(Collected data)
◆ ◆ ◆
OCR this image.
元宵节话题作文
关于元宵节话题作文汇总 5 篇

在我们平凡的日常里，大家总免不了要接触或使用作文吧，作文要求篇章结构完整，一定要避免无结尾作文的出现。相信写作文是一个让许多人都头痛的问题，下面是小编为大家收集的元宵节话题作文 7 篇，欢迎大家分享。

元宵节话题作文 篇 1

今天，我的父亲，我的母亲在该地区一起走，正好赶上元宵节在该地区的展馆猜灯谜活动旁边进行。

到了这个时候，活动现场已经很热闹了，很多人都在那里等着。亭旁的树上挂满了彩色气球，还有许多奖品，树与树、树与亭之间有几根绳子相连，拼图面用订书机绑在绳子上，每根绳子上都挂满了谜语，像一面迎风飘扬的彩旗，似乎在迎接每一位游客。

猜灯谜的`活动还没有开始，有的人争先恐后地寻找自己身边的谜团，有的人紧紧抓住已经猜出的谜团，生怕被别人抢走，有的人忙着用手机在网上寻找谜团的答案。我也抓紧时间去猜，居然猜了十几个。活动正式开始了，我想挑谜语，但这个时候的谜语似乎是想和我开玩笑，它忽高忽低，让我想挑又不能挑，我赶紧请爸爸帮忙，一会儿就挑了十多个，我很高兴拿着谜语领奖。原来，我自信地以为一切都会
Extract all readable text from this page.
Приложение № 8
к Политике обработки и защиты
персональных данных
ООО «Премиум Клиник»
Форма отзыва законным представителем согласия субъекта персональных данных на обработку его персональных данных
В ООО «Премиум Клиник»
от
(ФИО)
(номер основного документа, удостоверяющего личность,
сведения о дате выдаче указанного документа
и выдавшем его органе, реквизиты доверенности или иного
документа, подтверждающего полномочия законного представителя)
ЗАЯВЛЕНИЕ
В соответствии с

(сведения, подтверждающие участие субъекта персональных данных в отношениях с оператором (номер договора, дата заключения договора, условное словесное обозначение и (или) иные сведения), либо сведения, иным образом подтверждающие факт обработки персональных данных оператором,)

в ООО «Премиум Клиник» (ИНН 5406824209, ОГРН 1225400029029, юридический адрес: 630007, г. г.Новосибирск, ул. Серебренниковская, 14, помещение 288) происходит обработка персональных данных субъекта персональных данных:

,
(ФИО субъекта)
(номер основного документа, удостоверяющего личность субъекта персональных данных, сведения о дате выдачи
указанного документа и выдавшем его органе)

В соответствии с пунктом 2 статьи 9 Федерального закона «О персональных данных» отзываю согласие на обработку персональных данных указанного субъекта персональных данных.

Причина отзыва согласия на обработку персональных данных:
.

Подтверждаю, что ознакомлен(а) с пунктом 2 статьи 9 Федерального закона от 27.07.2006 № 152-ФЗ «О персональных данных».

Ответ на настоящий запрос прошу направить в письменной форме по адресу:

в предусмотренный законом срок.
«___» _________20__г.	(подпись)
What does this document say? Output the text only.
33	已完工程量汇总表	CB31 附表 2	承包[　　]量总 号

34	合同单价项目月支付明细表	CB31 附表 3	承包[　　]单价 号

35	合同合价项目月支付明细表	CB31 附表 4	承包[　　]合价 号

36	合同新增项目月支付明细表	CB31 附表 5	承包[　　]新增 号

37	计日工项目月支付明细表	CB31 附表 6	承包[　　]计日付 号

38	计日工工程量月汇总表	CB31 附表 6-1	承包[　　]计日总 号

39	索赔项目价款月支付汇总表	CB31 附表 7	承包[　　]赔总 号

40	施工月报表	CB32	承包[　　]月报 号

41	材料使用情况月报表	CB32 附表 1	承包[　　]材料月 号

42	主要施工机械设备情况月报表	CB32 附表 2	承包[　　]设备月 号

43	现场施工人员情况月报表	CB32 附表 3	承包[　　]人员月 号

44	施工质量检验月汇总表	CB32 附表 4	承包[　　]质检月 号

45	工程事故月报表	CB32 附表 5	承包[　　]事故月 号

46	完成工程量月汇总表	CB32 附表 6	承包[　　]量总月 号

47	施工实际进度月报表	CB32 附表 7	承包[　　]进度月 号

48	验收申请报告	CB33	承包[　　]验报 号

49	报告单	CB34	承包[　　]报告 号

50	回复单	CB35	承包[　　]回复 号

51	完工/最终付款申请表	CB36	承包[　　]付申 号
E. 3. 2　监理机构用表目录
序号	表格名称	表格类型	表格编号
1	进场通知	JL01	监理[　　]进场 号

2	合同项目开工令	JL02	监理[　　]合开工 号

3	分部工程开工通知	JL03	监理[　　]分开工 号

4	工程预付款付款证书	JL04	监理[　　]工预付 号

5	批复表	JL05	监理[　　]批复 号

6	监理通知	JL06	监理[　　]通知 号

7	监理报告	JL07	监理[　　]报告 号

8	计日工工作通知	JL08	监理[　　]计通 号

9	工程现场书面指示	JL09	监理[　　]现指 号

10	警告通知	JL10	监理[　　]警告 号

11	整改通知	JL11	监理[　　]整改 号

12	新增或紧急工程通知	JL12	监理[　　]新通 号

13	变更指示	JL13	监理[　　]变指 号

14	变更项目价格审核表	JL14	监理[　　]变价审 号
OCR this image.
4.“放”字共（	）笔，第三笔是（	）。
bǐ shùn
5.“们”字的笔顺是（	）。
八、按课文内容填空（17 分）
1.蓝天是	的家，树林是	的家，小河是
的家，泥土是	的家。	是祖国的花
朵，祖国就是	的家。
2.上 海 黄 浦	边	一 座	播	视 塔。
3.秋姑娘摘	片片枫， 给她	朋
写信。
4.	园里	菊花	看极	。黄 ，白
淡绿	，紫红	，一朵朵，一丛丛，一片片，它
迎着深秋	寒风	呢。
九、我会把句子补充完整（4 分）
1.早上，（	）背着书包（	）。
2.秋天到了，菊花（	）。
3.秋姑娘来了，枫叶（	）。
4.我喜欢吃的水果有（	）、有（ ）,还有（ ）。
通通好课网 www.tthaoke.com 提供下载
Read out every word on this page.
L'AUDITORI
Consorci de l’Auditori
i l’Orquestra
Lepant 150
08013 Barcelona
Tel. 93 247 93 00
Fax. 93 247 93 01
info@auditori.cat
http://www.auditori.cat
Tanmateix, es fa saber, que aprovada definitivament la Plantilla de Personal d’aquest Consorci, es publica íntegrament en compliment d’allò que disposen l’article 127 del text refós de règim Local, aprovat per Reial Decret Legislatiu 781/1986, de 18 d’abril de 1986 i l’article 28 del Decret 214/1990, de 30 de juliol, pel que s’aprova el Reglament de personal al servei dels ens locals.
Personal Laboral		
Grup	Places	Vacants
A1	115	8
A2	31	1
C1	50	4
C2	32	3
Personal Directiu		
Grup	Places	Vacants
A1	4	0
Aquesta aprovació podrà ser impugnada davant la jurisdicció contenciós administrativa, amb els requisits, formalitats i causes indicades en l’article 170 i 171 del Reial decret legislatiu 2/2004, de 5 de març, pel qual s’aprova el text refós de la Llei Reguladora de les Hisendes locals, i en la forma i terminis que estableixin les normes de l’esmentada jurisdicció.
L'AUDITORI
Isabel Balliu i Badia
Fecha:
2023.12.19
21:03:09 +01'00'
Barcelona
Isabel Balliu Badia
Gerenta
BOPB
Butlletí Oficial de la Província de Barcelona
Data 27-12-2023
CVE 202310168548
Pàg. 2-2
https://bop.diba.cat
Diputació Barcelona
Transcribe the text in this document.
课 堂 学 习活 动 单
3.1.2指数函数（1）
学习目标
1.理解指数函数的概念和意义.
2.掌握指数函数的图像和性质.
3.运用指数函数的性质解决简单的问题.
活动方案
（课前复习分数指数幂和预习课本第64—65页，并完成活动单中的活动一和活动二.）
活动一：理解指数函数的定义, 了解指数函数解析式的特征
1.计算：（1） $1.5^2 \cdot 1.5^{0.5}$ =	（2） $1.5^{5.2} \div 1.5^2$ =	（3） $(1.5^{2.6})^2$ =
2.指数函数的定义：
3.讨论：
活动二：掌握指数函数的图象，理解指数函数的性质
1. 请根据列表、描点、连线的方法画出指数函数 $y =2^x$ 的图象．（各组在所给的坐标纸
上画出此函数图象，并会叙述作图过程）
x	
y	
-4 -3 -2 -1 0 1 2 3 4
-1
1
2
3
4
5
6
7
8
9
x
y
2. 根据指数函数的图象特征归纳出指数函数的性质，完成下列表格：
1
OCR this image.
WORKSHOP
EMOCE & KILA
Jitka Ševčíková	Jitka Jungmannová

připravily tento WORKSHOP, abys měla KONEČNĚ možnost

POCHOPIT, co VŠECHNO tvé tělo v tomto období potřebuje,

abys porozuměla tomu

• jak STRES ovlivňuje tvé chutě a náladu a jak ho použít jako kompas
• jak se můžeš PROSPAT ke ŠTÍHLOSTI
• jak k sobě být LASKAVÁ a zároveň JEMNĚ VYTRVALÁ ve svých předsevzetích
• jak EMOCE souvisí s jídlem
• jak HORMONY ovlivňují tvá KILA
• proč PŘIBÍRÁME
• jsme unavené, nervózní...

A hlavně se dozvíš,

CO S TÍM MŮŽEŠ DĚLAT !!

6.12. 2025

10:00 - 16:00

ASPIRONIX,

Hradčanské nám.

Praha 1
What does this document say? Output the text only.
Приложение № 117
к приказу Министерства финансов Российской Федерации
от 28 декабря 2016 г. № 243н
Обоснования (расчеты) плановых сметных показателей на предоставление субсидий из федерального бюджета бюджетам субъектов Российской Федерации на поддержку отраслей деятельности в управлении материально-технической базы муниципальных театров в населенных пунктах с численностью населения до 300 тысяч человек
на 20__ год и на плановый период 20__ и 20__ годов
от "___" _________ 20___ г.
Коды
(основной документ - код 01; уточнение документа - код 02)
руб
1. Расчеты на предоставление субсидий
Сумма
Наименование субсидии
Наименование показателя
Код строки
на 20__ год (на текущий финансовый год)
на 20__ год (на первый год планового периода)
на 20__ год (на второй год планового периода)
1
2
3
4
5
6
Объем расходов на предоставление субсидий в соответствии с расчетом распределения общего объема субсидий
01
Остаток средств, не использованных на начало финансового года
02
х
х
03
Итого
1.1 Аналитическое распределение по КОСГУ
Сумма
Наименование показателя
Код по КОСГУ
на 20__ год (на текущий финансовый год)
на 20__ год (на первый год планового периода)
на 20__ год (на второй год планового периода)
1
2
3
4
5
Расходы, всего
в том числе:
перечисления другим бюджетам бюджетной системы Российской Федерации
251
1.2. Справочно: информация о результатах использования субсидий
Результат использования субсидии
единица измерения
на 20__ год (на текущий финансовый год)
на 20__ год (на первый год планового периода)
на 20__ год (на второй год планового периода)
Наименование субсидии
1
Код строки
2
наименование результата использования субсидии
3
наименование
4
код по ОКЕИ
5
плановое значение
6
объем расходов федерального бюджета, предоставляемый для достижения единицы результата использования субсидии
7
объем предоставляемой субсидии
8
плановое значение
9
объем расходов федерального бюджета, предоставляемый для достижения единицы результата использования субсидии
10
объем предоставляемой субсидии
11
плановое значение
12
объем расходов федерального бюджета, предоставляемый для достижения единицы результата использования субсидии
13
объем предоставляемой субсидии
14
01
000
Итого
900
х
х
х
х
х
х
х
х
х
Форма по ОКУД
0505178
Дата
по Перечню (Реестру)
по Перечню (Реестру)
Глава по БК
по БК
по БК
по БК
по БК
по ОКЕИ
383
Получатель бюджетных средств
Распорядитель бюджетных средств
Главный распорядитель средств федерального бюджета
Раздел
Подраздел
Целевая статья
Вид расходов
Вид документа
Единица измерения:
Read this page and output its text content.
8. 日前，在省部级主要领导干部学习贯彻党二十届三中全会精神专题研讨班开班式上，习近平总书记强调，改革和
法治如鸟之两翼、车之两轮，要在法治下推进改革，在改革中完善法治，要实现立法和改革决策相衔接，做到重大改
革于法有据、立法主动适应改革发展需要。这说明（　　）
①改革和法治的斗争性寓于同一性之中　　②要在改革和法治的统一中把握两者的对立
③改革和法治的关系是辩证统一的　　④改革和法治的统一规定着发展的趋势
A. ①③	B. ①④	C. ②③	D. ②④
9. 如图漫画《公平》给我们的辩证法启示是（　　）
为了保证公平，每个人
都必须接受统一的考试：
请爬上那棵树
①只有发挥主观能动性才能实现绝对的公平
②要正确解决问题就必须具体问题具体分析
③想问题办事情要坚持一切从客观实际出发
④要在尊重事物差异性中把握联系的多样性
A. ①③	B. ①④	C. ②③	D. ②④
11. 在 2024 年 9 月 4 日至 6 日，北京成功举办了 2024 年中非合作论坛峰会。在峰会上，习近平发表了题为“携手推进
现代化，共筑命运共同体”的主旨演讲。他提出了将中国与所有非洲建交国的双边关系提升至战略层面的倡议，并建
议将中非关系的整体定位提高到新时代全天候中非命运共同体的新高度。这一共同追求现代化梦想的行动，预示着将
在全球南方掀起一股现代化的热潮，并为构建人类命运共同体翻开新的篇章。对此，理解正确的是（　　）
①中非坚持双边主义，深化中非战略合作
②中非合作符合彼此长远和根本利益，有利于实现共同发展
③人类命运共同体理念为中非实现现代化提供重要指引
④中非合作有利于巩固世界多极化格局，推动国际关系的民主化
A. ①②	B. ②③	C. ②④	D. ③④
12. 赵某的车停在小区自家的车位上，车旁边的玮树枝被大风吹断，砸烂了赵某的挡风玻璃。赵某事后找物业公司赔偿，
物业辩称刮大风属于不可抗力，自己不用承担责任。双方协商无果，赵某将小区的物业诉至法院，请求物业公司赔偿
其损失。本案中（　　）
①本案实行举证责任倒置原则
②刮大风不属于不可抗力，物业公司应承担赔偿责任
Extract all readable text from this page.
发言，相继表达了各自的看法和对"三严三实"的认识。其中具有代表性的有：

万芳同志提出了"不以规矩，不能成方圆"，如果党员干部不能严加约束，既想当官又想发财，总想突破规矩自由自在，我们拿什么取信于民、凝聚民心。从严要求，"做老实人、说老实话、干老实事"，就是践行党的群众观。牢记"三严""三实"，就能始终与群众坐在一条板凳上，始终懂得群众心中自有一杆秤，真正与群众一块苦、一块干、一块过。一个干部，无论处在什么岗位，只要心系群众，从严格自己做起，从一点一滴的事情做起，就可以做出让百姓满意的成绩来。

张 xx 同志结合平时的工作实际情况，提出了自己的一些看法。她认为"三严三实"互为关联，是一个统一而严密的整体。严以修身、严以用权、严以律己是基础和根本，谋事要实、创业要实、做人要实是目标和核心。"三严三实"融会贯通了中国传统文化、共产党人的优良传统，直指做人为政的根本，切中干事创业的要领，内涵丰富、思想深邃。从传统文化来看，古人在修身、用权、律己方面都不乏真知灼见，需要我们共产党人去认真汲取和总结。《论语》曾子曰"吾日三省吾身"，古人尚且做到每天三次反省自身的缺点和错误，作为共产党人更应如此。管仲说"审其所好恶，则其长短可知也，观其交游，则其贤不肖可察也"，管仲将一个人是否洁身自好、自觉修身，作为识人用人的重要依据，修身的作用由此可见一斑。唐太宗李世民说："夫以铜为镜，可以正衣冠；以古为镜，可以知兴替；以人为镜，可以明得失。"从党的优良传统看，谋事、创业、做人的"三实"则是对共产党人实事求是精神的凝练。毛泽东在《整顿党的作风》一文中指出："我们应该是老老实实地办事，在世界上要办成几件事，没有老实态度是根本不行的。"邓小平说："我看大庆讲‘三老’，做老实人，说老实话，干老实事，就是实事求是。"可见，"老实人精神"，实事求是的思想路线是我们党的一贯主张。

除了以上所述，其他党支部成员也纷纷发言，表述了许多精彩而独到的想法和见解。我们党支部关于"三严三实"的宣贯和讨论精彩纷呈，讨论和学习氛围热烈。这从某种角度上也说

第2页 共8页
◆ ◆ ◆
*Given exercise*:
State how many lines of the records hold the string "органе", and nothing else.

*Result of the task*:
2